Task prompt =
Copy out all of the material exactly as presented.

Information given =

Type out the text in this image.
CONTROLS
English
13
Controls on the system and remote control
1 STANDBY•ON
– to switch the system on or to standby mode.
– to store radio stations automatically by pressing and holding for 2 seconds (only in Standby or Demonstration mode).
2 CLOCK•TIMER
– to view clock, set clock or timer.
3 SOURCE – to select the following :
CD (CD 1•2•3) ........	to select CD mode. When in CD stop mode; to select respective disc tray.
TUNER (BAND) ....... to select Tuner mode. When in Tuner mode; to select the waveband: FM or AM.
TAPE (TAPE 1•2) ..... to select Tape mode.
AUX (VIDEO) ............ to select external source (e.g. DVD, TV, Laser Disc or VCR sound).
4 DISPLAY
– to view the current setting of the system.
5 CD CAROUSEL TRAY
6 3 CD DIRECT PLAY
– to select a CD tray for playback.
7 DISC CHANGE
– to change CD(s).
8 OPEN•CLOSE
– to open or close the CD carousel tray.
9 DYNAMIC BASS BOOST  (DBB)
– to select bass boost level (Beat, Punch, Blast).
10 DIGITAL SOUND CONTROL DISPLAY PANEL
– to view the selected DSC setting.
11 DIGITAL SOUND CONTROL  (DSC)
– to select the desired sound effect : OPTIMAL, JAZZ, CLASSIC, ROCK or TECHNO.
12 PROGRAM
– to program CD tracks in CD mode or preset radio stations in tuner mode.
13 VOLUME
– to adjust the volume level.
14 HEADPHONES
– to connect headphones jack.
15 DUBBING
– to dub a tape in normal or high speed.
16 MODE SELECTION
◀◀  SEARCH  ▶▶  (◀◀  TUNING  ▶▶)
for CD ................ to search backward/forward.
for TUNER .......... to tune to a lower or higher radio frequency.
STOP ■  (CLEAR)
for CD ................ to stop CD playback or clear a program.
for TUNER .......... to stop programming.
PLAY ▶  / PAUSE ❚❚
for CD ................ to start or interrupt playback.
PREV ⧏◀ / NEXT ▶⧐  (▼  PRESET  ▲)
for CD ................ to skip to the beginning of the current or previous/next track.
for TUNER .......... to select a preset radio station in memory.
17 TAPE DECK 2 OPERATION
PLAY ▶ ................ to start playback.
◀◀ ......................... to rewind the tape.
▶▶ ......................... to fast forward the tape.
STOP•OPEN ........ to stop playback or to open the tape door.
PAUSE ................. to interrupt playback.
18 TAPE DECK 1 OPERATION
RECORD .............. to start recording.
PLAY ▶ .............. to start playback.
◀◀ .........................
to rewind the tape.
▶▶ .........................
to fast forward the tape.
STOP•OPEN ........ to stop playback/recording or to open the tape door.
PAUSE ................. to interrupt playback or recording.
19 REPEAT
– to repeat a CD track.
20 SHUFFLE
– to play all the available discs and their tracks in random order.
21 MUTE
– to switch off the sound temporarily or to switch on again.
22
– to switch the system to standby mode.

Solution to the exercise =
Type out the text in this image.
CONTROLS
English
13
Controls on the system and remote control
1 STANDBY•ON
– to switch the system on or to standby mode.
– to store radio stations automatically by pressing and holding for 2 seconds (only in Standby or Demonstration mode).
2 CLOCK•TIMER
– to view clock, set clock or timer.
3 SOURCE – to select the following :
CD (CD 1•2•3) ........	to select CD mode. When in CD stop mode; to select respective disc tray.
TUNER (BAND) ....... to select Tuner mode. When in Tuner mode; to select the waveband: FM or AM.
TAPE (TAPE 1•2) ..... to select Tape mode.
AUX (VIDEO) ............ to select external source (e.g. DVD, TV, Laser Disc or VCR sound).
4 DISPLAY
– to view the current setting of the system.
5 CD CAROUSEL TRAY
6 3 CD DIRECT PLAY
– to select a CD tray for playback.
7 DISC CHANGE
– to change CD(s).
8 OPEN•CLOSE
– to open or close the CD carousel tray.
9 DYNAMIC BASS BOOST  (DBB)
– to select bass boost level (Beat, Punch, Blast).
10 DIGITAL SOUND CONTROL DISPLAY PANEL
– to view the selected DSC setting.
11 DIGITAL SOUND CONTROL  (DSC)
– to select the desired sound effect : OPTIMAL, JAZZ, CLASSIC, ROCK or TECHNO.
12 PROGRAM
– to program CD tracks in CD mode or preset radio stations in tuner mode.
13 VOLUME
– to adjust the volume level.
14 HEADPHONES
– to connect headphones jack.
15 DUBBING
– to dub a tape in normal or high speed.
16 MODE SELECTION
◀◀  SEARCH  ▶▶  (◀◀  TUNING  ▶▶)
for CD ................ to search backward/forward.
for TUNER .......... to tune to a lower or higher radio frequency.
STOP ■  (CLEAR)
for CD ................ to stop CD playback or clear a program.
for TUNER .......... to stop programming.
PLAY ▶  / PAUSE ❚❚
for CD ................ to start or interrupt playback.
PREV ⧏◀ / NEXT ▶⧐  (▼  PRESET  ▲)
for CD ................ to skip to the beginning of the current or previous/next track.
for TUNER .......... to select a preset radio station in memory.
17 TAPE DECK 2 OPERATION
PLAY ▶ ................ to start playback.
◀◀ ......................... to rewind the tape.
▶▶ ......................... to fast forward the tape.
STOP•OPEN ........ to stop playback or to open the tape door.
PAUSE ................. to interrupt playback.
18 TAPE DECK 1 OPERATION
RECORD .............. to start recording.
PLAY ▶ .............. to start playback.
◀◀ .........................
to rewind the tape.
▶▶ .........................
to fast forward the tape.
STOP•OPEN ........ to stop playback/recording or to open the tape door.
PAUSE ................. to interrupt playback or recording.
19 REPEAT
– to repeat a CD track.
20 SHUFFLE
– to play all the available discs and their tracks in random order.
21 MUTE
– to switch off the sound temporarily or to switch on again.
22
– to switch the system to standby mode.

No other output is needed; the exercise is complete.